• _Source material_
>> Start

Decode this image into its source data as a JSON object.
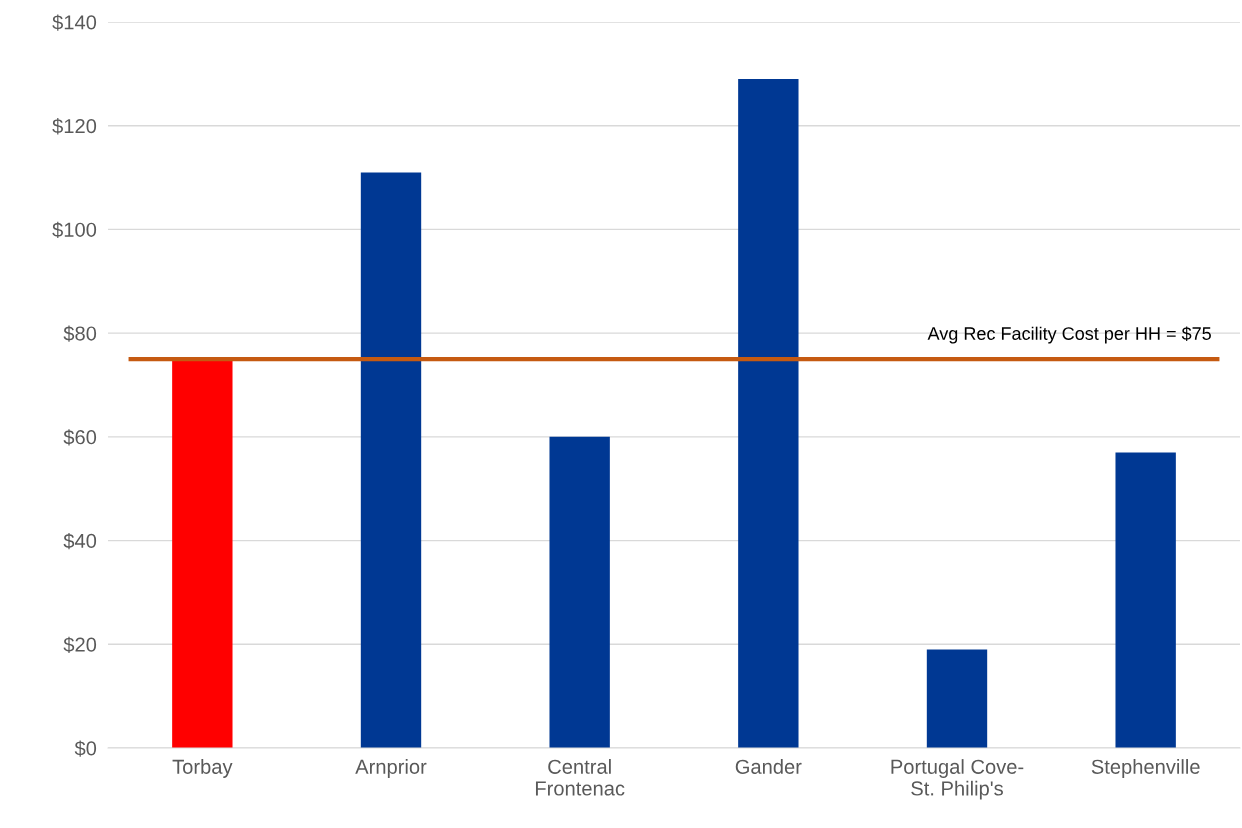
{
  "chart_data": {
    "type": "bar",
    "categories": [
      "Torbay",
      "Arnprior",
      "Central\nFrontenac",
      "Gander",
      "Portugal Cove-\nSt. Philip's",
      "Stephenville"
    ],
    "values": [
      75,
      111,
      60,
      129,
      19,
      57
    ],
    "colors": [
      "#ff0000",
      "#003893",
      "#003893",
      "#003893",
      "#003893",
      "#003893"
    ],
    "ylim": [
      0,
      140
    ],
    "yticks": [
      {
        "value": 0,
        "label": "$0"
      },
      {
        "value": 20,
        "label": "$20"
      },
      {
        "value": 40,
        "label": "$40"
      },
      {
        "value": 60,
        "label": "$60"
      },
      {
        "value": 80,
        "label": "$80"
      },
      {
        "value": 100,
        "label": "$100"
      },
      {
        "value": 120,
        "label": "$120"
      },
      {
        "value": 140,
        "label": "$140"
      }
    ],
    "grid": "y",
    "ref_lines": [
      {
        "axis": "y",
        "value": 75,
        "label": "Avg Rec Facility Cost per HH = $75",
        "color": "#c55a11"
      }
    ]
  }
}
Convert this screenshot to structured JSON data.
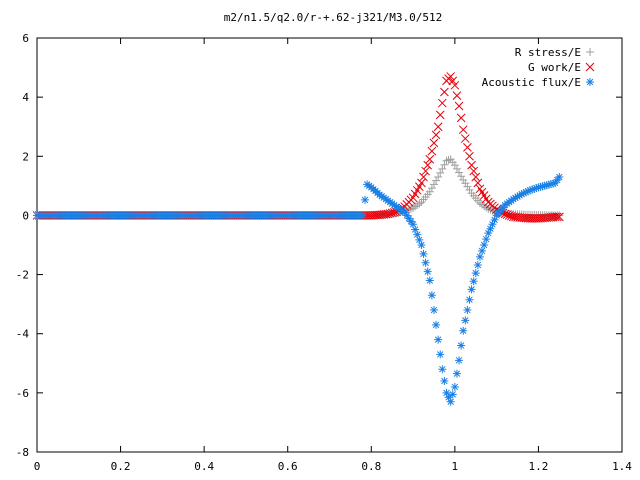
{
  "chart_data": {
    "type": "scatter",
    "title": "m2/n1.5/q2.0/r-+.62-j321/M3.0/512",
    "xlabel": "",
    "ylabel": "",
    "xlim": [
      0,
      1.4
    ],
    "ylim": [
      -8,
      6
    ],
    "x_ticks": [
      {
        "value": 0,
        "label": "0"
      },
      {
        "value": 0.2,
        "label": "0.2"
      },
      {
        "value": 0.4,
        "label": "0.4"
      },
      {
        "value": 0.6,
        "label": "0.6"
      },
      {
        "value": 0.8,
        "label": "0.8"
      },
      {
        "value": 1.0,
        "label": "1"
      },
      {
        "value": 1.2,
        "label": "1.2"
      },
      {
        "value": 1.4,
        "label": "1.4"
      }
    ],
    "y_ticks": [
      {
        "value": 6,
        "label": "6"
      },
      {
        "value": 4,
        "label": "4"
      },
      {
        "value": 2,
        "label": "2"
      },
      {
        "value": 0,
        "label": "0"
      },
      {
        "value": -2,
        "label": "-2"
      },
      {
        "value": -4,
        "label": "-4"
      },
      {
        "value": -6,
        "label": "-6"
      },
      {
        "value": -8,
        "label": "-8"
      }
    ],
    "legend": "top-right",
    "grid": false,
    "series": [
      {
        "name": "R stress/E",
        "color": "#a0a0a0",
        "marker": "plus",
        "points": [
          [
            0.0,
            0.0
          ],
          [
            0.2,
            0.0
          ],
          [
            0.4,
            0.0
          ],
          [
            0.6,
            0.0
          ],
          [
            0.79,
            0.0
          ],
          [
            0.8,
            0.0
          ],
          [
            0.82,
            0.02
          ],
          [
            0.84,
            0.04
          ],
          [
            0.86,
            0.08
          ],
          [
            0.88,
            0.14
          ],
          [
            0.9,
            0.25
          ],
          [
            0.92,
            0.45
          ],
          [
            0.94,
            0.8
          ],
          [
            0.96,
            1.3
          ],
          [
            0.98,
            1.85
          ],
          [
            0.99,
            1.9
          ],
          [
            1.0,
            1.7
          ],
          [
            1.02,
            1.2
          ],
          [
            1.04,
            0.75
          ],
          [
            1.06,
            0.42
          ],
          [
            1.08,
            0.22
          ],
          [
            1.1,
            0.12
          ],
          [
            1.12,
            0.06
          ],
          [
            1.14,
            0.04
          ],
          [
            1.16,
            0.03
          ],
          [
            1.18,
            0.02
          ],
          [
            1.2,
            0.01
          ],
          [
            1.22,
            0.0
          ],
          [
            1.25,
            0.0
          ]
        ]
      },
      {
        "name": "G work/E",
        "color": "#e8000b",
        "marker": "cross",
        "points": [
          [
            0.0,
            0.0
          ],
          [
            0.2,
            0.0
          ],
          [
            0.4,
            0.0
          ],
          [
            0.6,
            0.0
          ],
          [
            0.79,
            0.0
          ],
          [
            0.8,
            0.0
          ],
          [
            0.82,
            0.02
          ],
          [
            0.84,
            0.05
          ],
          [
            0.86,
            0.12
          ],
          [
            0.88,
            0.3
          ],
          [
            0.9,
            0.6
          ],
          [
            0.92,
            1.1
          ],
          [
            0.94,
            1.9
          ],
          [
            0.96,
            3.0
          ],
          [
            0.97,
            3.8
          ],
          [
            0.98,
            4.55
          ],
          [
            0.99,
            4.7
          ],
          [
            1.0,
            4.4
          ],
          [
            1.01,
            3.7
          ],
          [
            1.02,
            2.9
          ],
          [
            1.04,
            1.7
          ],
          [
            1.06,
            0.9
          ],
          [
            1.08,
            0.45
          ],
          [
            1.1,
            0.2
          ],
          [
            1.12,
            0.05
          ],
          [
            1.14,
            -0.05
          ],
          [
            1.16,
            -0.08
          ],
          [
            1.18,
            -0.1
          ],
          [
            1.2,
            -0.1
          ],
          [
            1.22,
            -0.08
          ],
          [
            1.24,
            -0.05
          ],
          [
            1.25,
            -0.05
          ]
        ]
      },
      {
        "name": "Acoustic flux/E",
        "color": "#1a80e6",
        "marker": "star",
        "points": [
          [
            0.0,
            0.0
          ],
          [
            0.2,
            0.0
          ],
          [
            0.4,
            0.0
          ],
          [
            0.6,
            0.0
          ],
          [
            0.78,
            0.0
          ],
          [
            0.79,
            1.05
          ],
          [
            0.8,
            0.95
          ],
          [
            0.82,
            0.7
          ],
          [
            0.84,
            0.5
          ],
          [
            0.86,
            0.3
          ],
          [
            0.88,
            0.1
          ],
          [
            0.9,
            -0.3
          ],
          [
            0.92,
            -1.0
          ],
          [
            0.94,
            -2.2
          ],
          [
            0.95,
            -3.2
          ],
          [
            0.96,
            -4.2
          ],
          [
            0.97,
            -5.2
          ],
          [
            0.98,
            -6.0
          ],
          [
            0.99,
            -6.3
          ],
          [
            1.0,
            -5.8
          ],
          [
            1.01,
            -4.9
          ],
          [
            1.02,
            -3.9
          ],
          [
            1.04,
            -2.5
          ],
          [
            1.06,
            -1.4
          ],
          [
            1.08,
            -0.6
          ],
          [
            1.1,
            0.0
          ],
          [
            1.12,
            0.35
          ],
          [
            1.14,
            0.55
          ],
          [
            1.16,
            0.72
          ],
          [
            1.18,
            0.85
          ],
          [
            1.2,
            0.95
          ],
          [
            1.22,
            1.02
          ],
          [
            1.24,
            1.1
          ],
          [
            1.25,
            1.3
          ]
        ]
      }
    ]
  }
}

>> End

Transcribe every entry word for word, but omit the pictures.

• _Solution to this task_
Decode this image into its source data as a JSON object.
{
  "chart_data": {
    "type": "bar",
    "categories": [
      "Torbay",
      "Arnprior",
      "Central\nFrontenac",
      "Gander",
      "Portugal Cove-\nSt. Philip's",
      "Stephenville"
    ],
    "values": [
      75,
      111,
      60,
      129,
      19,
      57
    ],
    "colors": [
      "#ff0000",
      "#003893",
      "#003893",
      "#003893",
      "#003893",
      "#003893"
    ],
    "ylim": [
      0,
      140
    ],
    "yticks": [
      {
        "value": 0,
        "label": "$0"
      },
      {
        "value": 20,
        "label": "$20"
      },
      {
        "value": 40,
        "label": "$40"
      },
      {
        "value": 60,
        "label": "$60"
      },
      {
        "value": 80,
        "label": "$80"
      },
      {
        "value": 100,
        "label": "$100"
      },
      {
        "value": 120,
        "label": "$120"
      },
      {
        "value": 140,
        "label": "$140"
      }
    ],
    "grid": "y",
    "ref_lines": [
      {
        "axis": "y",
        "value": 75,
        "label": "Avg Rec Facility Cost per HH = $75",
        "color": "#c55a11"
      }
    ]
  }
}
Convert this screenshot to structured JSON data.
{
  "chart_data": {
    "type": "scatter",
    "title": "m2/n1.5/q2.0/r-+.62-j321/M3.0/512",
    "xlabel": "",
    "ylabel": "",
    "xlim": [
      0,
      1.4
    ],
    "ylim": [
      -8,
      6
    ],
    "x_ticks": [
      {
        "value": 0,
        "label": "0"
      },
      {
        "value": 0.2,
        "label": "0.2"
      },
      {
        "value": 0.4,
        "label": "0.4"
      },
      {
        "value": 0.6,
        "label": "0.6"
      },
      {
        "value": 0.8,
        "label": "0.8"
      },
      {
        "value": 1.0,
        "label": "1"
      },
      {
        "value": 1.2,
        "label": "1.2"
      },
      {
        "value": 1.4,
        "label": "1.4"
      }
    ],
    "y_ticks": [
      {
        "value": 6,
        "label": "6"
      },
      {
        "value": 4,
        "label": "4"
      },
      {
        "value": 2,
        "label": "2"
      },
      {
        "value": 0,
        "label": "0"
      },
      {
        "value": -2,
        "label": "-2"
      },
      {
        "value": -4,
        "label": "-4"
      },
      {
        "value": -6,
        "label": "-6"
      },
      {
        "value": -8,
        "label": "-8"
      }
    ],
    "legend": "top-right",
    "grid": false,
    "series": [
      {
        "name": "R stress/E",
        "color": "#a0a0a0",
        "marker": "plus",
        "points": [
          [
            0.0,
            0.0
          ],
          [
            0.2,
            0.0
          ],
          [
            0.4,
            0.0
          ],
          [
            0.6,
            0.0
          ],
          [
            0.79,
            0.0
          ],
          [
            0.8,
            0.0
          ],
          [
            0.82,
            0.02
          ],
          [
            0.84,
            0.04
          ],
          [
            0.86,
            0.08
          ],
          [
            0.88,
            0.14
          ],
          [
            0.9,
            0.25
          ],
          [
            0.92,
            0.45
          ],
          [
            0.94,
            0.8
          ],
          [
            0.96,
            1.3
          ],
          [
            0.98,
            1.85
          ],
          [
            0.99,
            1.9
          ],
          [
            1.0,
            1.7
          ],
          [
            1.02,
            1.2
          ],
          [
            1.04,
            0.75
          ],
          [
            1.06,
            0.42
          ],
          [
            1.08,
            0.22
          ],
          [
            1.1,
            0.12
          ],
          [
            1.12,
            0.06
          ],
          [
            1.14,
            0.04
          ],
          [
            1.16,
            0.03
          ],
          [
            1.18,
            0.02
          ],
          [
            1.2,
            0.01
          ],
          [
            1.22,
            0.0
          ],
          [
            1.25,
            0.0
          ]
        ]
      },
      {
        "name": "G work/E",
        "color": "#e8000b",
        "marker": "cross",
        "points": [
          [
            0.0,
            0.0
          ],
          [
            0.2,
            0.0
          ],
          [
            0.4,
            0.0
          ],
          [
            0.6,
            0.0
          ],
          [
            0.79,
            0.0
          ],
          [
            0.8,
            0.0
          ],
          [
            0.82,
            0.02
          ],
          [
            0.84,
            0.05
          ],
          [
            0.86,
            0.12
          ],
          [
            0.88,
            0.3
          ],
          [
            0.9,
            0.6
          ],
          [
            0.92,
            1.1
          ],
          [
            0.94,
            1.9
          ],
          [
            0.96,
            3.0
          ],
          [
            0.97,
            3.8
          ],
          [
            0.98,
            4.55
          ],
          [
            0.99,
            4.7
          ],
          [
            1.0,
            4.4
          ],
          [
            1.01,
            3.7
          ],
          [
            1.02,
            2.9
          ],
          [
            1.04,
            1.7
          ],
          [
            1.06,
            0.9
          ],
          [
            1.08,
            0.45
          ],
          [
            1.1,
            0.2
          ],
          [
            1.12,
            0.05
          ],
          [
            1.14,
            -0.05
          ],
          [
            1.16,
            -0.08
          ],
          [
            1.18,
            -0.1
          ],
          [
            1.2,
            -0.1
          ],
          [
            1.22,
            -0.08
          ],
          [
            1.24,
            -0.05
          ],
          [
            1.25,
            -0.05
          ]
        ]
      },
      {
        "name": "Acoustic flux/E",
        "color": "#1a80e6",
        "marker": "star",
        "points": [
          [
            0.0,
            0.0
          ],
          [
            0.2,
            0.0
          ],
          [
            0.4,
            0.0
          ],
          [
            0.6,
            0.0
          ],
          [
            0.78,
            0.0
          ],
          [
            0.79,
            1.05
          ],
          [
            0.8,
            0.95
          ],
          [
            0.82,
            0.7
          ],
          [
            0.84,
            0.5
          ],
          [
            0.86,
            0.3
          ],
          [
            0.88,
            0.1
          ],
          [
            0.9,
            -0.3
          ],
          [
            0.92,
            -1.0
          ],
          [
            0.94,
            -2.2
          ],
          [
            0.95,
            -3.2
          ],
          [
            0.96,
            -4.2
          ],
          [
            0.97,
            -5.2
          ],
          [
            0.98,
            -6.0
          ],
          [
            0.99,
            -6.3
          ],
          [
            1.0,
            -5.8
          ],
          [
            1.01,
            -4.9
          ],
          [
            1.02,
            -3.9
          ],
          [
            1.04,
            -2.5
          ],
          [
            1.06,
            -1.4
          ],
          [
            1.08,
            -0.6
          ],
          [
            1.1,
            0.0
          ],
          [
            1.12,
            0.35
          ],
          [
            1.14,
            0.55
          ],
          [
            1.16,
            0.72
          ],
          [
            1.18,
            0.85
          ],
          [
            1.2,
            0.95
          ],
          [
            1.22,
            1.02
          ],
          [
            1.24,
            1.1
          ],
          [
            1.25,
            1.3
          ]
        ]
      }
    ]
  }
}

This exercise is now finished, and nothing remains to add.